--- JOB ---
Copy out every one of the entries below line for line, without changing a single character.

--- MATERIALS PROVIDED ---

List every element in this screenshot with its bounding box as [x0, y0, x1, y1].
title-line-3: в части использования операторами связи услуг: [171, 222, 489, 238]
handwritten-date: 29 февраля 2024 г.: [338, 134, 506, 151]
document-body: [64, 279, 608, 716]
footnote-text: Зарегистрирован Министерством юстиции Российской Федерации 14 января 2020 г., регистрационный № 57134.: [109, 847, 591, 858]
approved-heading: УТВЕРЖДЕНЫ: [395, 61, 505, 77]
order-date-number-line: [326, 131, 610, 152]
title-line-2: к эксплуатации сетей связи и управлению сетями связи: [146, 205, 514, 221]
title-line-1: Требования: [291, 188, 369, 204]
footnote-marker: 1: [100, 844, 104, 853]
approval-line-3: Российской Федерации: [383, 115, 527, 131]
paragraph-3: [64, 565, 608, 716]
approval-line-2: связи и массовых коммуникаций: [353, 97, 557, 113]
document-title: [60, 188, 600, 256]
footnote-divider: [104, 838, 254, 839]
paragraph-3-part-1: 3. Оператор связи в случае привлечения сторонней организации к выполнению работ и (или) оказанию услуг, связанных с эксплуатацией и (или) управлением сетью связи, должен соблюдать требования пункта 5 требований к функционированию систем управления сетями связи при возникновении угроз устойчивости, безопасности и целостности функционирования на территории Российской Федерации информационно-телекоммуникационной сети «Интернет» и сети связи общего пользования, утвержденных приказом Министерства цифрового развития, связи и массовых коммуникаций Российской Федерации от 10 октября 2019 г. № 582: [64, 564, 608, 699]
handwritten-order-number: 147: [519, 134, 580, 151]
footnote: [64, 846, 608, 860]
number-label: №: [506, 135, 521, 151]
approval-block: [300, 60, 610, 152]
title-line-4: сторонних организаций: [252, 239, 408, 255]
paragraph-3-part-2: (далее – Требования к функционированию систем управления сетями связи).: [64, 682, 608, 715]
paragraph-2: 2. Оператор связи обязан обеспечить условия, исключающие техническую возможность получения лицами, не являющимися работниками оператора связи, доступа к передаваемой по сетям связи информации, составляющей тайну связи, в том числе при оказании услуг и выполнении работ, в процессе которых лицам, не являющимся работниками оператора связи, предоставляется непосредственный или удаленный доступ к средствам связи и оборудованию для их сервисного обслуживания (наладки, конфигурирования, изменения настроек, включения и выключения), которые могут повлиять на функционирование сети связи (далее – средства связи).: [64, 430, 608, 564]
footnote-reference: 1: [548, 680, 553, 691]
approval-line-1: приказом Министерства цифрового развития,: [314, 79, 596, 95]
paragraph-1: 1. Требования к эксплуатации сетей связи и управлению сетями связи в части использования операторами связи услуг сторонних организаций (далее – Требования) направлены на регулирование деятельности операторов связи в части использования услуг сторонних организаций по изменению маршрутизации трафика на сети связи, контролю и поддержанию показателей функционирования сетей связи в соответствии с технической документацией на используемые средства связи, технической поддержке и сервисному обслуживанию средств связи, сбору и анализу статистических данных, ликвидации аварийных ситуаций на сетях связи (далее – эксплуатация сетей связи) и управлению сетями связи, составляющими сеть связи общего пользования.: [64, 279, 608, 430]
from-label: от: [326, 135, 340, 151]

--- RESPONSE BELOW ---
List every element in this screenshot with its bounding box as [x0, y0, x1, y1].
title-line-3: в части использования операторами связи услуг: [171, 222, 489, 238]
handwritten-date: 29 февраля 2024 г.: [338, 134, 506, 151]
document-body: [64, 279, 608, 716]
footnote-text: Зарегистрирован Министерством юстиции Российской Федерации 14 января 2020 г., регистрационный № 57134.: [109, 847, 591, 858]
approved-heading: УТВЕРЖДЕНЫ: [395, 61, 505, 77]
order-date-number-line: [326, 131, 610, 152]
title-line-2: к эксплуатации сетей связи и управлению сетями связи: [146, 205, 514, 221]
title-line-1: Требования: [291, 188, 369, 204]
footnote-marker: 1: [100, 844, 104, 853]
approval-line-3: Российской Федерации: [383, 115, 527, 131]
paragraph-3: [64, 565, 608, 716]
approval-line-2: связи и массовых коммуникаций: [353, 97, 557, 113]
document-title: [60, 188, 600, 256]
footnote-divider: [104, 838, 254, 839]
paragraph-3-part-1: 3. Оператор связи в случае привлечения сторонней организации к выполнению работ и (или) оказанию услуг, связанных с эксплуатацией и (или) управлением сетью связи, должен соблюдать требования пункта 5 требований к функционированию систем управления сетями связи при возникновении угроз устойчивости, безопасности и целостности функционирования на территории Российской Федерации информационно-телекоммуникационной сети «Интернет» и сети связи общего пользования, утвержденных приказом Министерства цифрового развития, связи и массовых коммуникаций Российской Федерации от 10 октября 2019 г. № 582: [64, 564, 608, 699]
handwritten-order-number: 147: [519, 134, 580, 151]
footnote: [64, 846, 608, 860]
number-label: №: [506, 135, 521, 151]
approval-block: [300, 60, 610, 152]
title-line-4: сторонних организаций: [252, 239, 408, 255]
paragraph-3-part-2: (далее – Требования к функционированию систем управления сетями связи).: [64, 682, 608, 715]
paragraph-2: 2. Оператор связи обязан обеспечить условия, исключающие техническую возможность получения лицами, не являющимися работниками оператора связи, доступа к передаваемой по сетям связи информации, составляющей тайну связи, в том числе при оказании услуг и выполнении работ, в процессе которых лицам, не являющимся работниками оператора связи, предоставляется непосредственный или удаленный доступ к средствам связи и оборудованию для их сервисного обслуживания (наладки, конфигурирования, изменения настроек, включения и выключения), которые могут повлиять на функционирование сети связи (далее – средства связи).: [64, 430, 608, 564]
footnote-reference: 1: [548, 680, 553, 691]
approval-line-1: приказом Министерства цифрового развития,: [314, 79, 596, 95]
paragraph-1: 1. Требования к эксплуатации сетей связи и управлению сетями связи в части использования операторами связи услуг сторонних организаций (далее – Требования) направлены на регулирование деятельности операторов связи в части использования услуг сторонних организаций по изменению маршрутизации трафика на сети связи, контролю и поддержанию показателей функционирования сетей связи в соответствии с технической документацией на используемые средства связи, технической поддержке и сервисному обслуживанию средств связи, сбору и анализу статистических данных, ликвидации аварийных ситуаций на сетях связи (далее – эксплуатация сетей связи) и управлению сетями связи, составляющими сеть связи общего пользования.: [64, 279, 608, 430]
from-label: от: [326, 135, 340, 151]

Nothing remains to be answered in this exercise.